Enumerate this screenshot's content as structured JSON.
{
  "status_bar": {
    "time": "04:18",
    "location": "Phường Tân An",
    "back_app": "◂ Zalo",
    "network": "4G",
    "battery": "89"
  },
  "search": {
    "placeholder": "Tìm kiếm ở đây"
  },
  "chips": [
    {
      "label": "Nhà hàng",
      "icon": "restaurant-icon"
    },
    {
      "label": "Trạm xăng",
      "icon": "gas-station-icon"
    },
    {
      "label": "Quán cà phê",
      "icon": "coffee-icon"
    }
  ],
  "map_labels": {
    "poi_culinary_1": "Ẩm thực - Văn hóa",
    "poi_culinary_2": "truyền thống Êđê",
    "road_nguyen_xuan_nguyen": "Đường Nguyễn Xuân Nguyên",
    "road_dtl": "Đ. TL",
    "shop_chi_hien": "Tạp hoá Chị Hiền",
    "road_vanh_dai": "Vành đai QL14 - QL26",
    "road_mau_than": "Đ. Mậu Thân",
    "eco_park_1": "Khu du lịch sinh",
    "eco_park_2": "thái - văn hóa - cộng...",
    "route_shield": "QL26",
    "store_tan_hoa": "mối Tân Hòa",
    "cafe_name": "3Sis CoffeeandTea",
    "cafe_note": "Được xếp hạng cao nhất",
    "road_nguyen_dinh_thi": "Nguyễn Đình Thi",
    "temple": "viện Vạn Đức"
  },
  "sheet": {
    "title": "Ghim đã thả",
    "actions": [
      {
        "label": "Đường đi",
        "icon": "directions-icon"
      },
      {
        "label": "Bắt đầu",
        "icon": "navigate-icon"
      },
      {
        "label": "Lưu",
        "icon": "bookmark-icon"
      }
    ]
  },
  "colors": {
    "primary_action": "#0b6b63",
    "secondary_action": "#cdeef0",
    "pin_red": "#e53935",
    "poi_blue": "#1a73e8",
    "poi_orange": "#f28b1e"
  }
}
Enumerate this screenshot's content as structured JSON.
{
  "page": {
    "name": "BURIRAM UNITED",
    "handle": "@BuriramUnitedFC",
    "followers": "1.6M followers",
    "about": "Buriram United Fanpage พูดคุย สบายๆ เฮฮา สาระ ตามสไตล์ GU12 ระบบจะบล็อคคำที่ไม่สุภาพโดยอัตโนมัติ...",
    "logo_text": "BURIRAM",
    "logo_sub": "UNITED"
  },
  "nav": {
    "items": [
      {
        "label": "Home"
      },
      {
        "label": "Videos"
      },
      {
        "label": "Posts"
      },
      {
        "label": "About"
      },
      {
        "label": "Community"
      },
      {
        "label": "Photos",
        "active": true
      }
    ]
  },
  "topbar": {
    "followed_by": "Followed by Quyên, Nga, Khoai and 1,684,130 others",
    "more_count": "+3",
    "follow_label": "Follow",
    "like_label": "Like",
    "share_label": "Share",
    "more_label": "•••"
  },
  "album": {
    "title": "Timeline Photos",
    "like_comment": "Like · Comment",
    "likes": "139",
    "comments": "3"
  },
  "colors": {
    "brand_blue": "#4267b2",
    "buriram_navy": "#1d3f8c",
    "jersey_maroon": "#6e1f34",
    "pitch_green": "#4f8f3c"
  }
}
※
◆ WHAT YOU NEED TO DO ◆
Write every entry out again exactly.

◆ RESPONSE BELOW ◆
Enumerate this screenshot's content as structured JSON.
{
  "status_bar": {
    "time": "04:18",
    "location": "Phường Tân An",
    "back_app": "◂ Zalo",
    "network": "4G",
    "battery": "89"
  },
  "search": {
    "placeholder": "Tìm kiếm ở đây"
  },
  "chips": [
    {
      "label": "Nhà hàng",
      "icon": "restaurant-icon"
    },
    {
      "label": "Trạm xăng",
      "icon": "gas-station-icon"
    },
    {
      "label": "Quán cà phê",
      "icon": "coffee-icon"
    }
  ],
  "map_labels": {
    "poi_culinary_1": "Ẩm thực - Văn hóa",
    "poi_culinary_2": "truyền thống Êđê",
    "road_nguyen_xuan_nguyen": "Đường Nguyễn Xuân Nguyên",
    "road_dtl": "Đ. TL",
    "shop_chi_hien": "Tạp hoá Chị Hiền",
    "road_vanh_dai": "Vành đai QL14 - QL26",
    "road_mau_than": "Đ. Mậu Thân",
    "eco_park_1": "Khu du lịch sinh",
    "eco_park_2": "thái - văn hóa - cộng...",
    "route_shield": "QL26",
    "store_tan_hoa": "mối Tân Hòa",
    "cafe_name": "3Sis CoffeeandTea",
    "cafe_note": "Được xếp hạng cao nhất",
    "road_nguyen_dinh_thi": "Nguyễn Đình Thi",
    "temple": "viện Vạn Đức"
  },
  "sheet": {
    "title": "Ghim đã thả",
    "actions": [
      {
        "label": "Đường đi",
        "icon": "directions-icon"
      },
      {
        "label": "Bắt đầu",
        "icon": "navigate-icon"
      },
      {
        "label": "Lưu",
        "icon": "bookmark-icon"
      }
    ]
  },
  "colors": {
    "primary_action": "#0b6b63",
    "secondary_action": "#cdeef0",
    "pin_red": "#e53935",
    "poi_blue": "#1a73e8",
    "poi_orange": "#f28b1e"
  }
}
Enumerate this screenshot's content as structured JSON.
{
  "page": {
    "name": "BURIRAM UNITED",
    "handle": "@BuriramUnitedFC",
    "followers": "1.6M followers",
    "about": "Buriram United Fanpage พูดคุย สบายๆ เฮฮา สาระ ตามสไตล์ GU12 ระบบจะบล็อคคำที่ไม่สุภาพโดยอัตโนมัติ...",
    "logo_text": "BURIRAM",
    "logo_sub": "UNITED"
  },
  "nav": {
    "items": [
      {
        "label": "Home"
      },
      {
        "label": "Videos"
      },
      {
        "label": "Posts"
      },
      {
        "label": "About"
      },
      {
        "label": "Community"
      },
      {
        "label": "Photos",
        "active": true
      }
    ]
  },
  "topbar": {
    "followed_by": "Followed by Quyên, Nga, Khoai and 1,684,130 others",
    "more_count": "+3",
    "follow_label": "Follow",
    "like_label": "Like",
    "share_label": "Share",
    "more_label": "•••"
  },
  "album": {
    "title": "Timeline Photos",
    "like_comment": "Like · Comment",
    "likes": "139",
    "comments": "3"
  },
  "colors": {
    "brand_blue": "#4267b2",
    "buriram_navy": "#1d3f8c",
    "jersey_maroon": "#6e1f34",
    "pitch_green": "#4f8f3c"
  }
}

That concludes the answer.